## Given exercise
Report only the number of lines in this material that include the string "type".

## Exercise inputs
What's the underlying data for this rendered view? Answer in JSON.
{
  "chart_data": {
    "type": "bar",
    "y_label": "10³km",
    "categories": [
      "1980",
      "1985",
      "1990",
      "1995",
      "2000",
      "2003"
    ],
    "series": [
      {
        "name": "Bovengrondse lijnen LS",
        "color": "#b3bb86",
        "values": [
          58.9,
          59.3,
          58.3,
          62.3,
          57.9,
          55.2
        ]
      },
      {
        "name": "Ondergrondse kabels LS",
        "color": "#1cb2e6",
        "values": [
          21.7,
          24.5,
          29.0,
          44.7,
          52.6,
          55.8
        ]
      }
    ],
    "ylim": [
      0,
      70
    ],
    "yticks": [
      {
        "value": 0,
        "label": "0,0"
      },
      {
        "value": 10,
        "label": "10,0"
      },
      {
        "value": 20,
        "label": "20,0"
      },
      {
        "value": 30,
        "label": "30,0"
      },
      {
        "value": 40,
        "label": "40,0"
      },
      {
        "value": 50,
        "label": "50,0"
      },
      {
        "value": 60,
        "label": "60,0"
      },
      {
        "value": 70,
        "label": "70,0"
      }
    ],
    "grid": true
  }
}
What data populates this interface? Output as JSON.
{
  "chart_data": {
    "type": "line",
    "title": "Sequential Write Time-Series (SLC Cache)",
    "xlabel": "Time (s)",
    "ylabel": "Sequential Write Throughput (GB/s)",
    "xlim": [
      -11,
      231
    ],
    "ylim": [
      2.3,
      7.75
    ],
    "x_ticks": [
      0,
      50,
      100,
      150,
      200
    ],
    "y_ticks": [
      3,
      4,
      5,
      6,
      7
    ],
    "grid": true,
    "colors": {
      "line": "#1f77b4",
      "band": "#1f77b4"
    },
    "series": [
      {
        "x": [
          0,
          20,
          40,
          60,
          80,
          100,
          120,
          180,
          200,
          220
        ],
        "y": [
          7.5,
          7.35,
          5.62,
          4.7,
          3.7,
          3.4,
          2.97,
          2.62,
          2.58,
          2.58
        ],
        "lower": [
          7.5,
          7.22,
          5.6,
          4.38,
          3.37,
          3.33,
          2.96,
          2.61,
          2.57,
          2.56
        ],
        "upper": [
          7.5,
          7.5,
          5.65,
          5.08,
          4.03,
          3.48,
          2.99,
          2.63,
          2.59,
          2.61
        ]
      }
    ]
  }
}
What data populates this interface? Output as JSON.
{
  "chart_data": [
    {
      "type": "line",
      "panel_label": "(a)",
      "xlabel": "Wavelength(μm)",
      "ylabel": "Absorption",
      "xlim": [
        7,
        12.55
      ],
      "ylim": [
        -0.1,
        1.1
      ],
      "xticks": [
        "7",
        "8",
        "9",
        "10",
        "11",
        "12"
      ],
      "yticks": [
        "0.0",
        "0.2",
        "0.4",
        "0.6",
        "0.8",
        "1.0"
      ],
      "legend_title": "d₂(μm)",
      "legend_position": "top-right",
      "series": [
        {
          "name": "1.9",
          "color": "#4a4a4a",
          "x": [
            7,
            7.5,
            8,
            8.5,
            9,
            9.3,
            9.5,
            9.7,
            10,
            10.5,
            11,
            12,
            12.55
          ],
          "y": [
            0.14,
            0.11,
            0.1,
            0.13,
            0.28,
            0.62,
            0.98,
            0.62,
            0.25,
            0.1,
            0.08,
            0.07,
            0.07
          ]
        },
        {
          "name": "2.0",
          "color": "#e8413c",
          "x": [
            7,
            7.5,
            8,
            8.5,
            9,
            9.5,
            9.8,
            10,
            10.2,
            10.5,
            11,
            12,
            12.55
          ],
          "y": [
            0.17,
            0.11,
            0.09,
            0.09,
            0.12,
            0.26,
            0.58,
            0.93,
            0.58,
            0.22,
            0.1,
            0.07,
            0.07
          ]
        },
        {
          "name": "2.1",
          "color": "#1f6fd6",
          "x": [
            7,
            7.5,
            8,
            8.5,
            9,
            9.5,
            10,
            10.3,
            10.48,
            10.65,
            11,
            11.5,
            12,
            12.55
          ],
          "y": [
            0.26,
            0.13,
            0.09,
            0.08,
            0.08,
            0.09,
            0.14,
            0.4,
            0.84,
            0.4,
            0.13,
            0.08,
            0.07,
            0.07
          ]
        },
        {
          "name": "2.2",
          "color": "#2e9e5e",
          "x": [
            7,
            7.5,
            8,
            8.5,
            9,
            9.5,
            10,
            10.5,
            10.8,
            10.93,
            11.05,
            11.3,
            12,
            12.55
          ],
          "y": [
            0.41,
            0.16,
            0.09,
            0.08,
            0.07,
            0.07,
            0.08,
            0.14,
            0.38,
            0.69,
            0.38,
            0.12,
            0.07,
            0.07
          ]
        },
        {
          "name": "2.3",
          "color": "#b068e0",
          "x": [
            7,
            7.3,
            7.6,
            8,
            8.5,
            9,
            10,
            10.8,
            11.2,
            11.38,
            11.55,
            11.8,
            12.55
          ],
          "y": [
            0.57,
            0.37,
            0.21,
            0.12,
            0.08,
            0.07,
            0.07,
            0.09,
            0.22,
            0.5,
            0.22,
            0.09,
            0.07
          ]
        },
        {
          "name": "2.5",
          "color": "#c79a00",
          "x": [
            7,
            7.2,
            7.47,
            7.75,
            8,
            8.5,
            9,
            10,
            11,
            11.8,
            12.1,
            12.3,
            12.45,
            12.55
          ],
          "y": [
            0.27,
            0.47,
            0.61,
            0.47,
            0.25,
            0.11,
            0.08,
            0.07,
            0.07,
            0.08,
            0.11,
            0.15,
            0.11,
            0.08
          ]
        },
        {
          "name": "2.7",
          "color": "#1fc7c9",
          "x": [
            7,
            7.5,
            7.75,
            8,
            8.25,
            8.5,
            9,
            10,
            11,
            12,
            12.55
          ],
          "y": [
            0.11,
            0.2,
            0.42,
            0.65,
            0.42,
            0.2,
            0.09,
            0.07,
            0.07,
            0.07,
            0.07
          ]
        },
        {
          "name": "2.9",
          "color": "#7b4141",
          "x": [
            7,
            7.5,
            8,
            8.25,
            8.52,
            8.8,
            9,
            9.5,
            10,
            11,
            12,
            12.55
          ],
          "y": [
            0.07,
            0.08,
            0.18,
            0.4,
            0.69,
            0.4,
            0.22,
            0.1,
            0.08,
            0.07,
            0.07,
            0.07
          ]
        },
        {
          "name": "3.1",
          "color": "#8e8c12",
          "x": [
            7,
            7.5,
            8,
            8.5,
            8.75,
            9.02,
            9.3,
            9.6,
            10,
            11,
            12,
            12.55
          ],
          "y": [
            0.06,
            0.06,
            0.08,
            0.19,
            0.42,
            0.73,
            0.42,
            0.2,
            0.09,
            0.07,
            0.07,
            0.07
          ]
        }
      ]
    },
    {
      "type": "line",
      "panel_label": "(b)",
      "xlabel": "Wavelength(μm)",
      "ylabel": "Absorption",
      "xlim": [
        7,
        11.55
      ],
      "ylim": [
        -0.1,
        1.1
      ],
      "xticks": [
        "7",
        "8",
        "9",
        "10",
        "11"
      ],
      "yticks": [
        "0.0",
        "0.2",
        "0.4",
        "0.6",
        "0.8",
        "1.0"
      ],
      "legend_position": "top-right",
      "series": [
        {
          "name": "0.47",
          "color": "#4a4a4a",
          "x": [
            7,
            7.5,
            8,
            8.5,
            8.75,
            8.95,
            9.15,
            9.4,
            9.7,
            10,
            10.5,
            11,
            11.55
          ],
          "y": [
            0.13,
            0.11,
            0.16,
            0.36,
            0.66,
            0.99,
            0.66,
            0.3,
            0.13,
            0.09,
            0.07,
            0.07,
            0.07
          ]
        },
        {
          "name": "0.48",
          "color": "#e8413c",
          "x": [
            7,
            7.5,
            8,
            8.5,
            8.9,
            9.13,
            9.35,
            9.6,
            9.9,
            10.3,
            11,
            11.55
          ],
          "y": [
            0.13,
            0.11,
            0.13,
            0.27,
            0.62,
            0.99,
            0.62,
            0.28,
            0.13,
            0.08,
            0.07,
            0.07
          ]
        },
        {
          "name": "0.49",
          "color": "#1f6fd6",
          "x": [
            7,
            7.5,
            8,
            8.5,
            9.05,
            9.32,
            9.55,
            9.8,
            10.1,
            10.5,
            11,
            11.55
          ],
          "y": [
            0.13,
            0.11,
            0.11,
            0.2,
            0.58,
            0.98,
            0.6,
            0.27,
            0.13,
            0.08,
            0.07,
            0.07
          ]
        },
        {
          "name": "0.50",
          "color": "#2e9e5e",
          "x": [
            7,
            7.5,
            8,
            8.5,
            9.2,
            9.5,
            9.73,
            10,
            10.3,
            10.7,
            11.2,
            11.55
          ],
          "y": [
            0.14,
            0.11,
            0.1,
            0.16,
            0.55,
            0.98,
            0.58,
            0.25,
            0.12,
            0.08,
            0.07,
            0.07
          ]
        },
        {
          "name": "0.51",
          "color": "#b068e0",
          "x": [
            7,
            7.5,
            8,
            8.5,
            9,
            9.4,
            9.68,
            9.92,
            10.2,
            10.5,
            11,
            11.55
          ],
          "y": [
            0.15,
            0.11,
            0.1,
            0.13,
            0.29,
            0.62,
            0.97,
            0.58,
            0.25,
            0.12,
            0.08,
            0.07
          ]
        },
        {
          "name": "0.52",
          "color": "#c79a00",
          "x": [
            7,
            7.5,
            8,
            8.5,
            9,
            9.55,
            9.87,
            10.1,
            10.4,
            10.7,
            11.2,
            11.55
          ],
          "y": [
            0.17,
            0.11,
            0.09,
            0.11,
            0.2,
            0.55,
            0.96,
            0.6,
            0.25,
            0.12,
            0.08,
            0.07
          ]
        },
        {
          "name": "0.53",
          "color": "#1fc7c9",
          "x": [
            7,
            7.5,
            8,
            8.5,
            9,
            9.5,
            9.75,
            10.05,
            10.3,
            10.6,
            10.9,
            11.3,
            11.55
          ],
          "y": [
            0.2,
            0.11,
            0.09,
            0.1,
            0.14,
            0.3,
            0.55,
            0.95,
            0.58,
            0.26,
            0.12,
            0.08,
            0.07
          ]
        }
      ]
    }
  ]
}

## Problem solution
4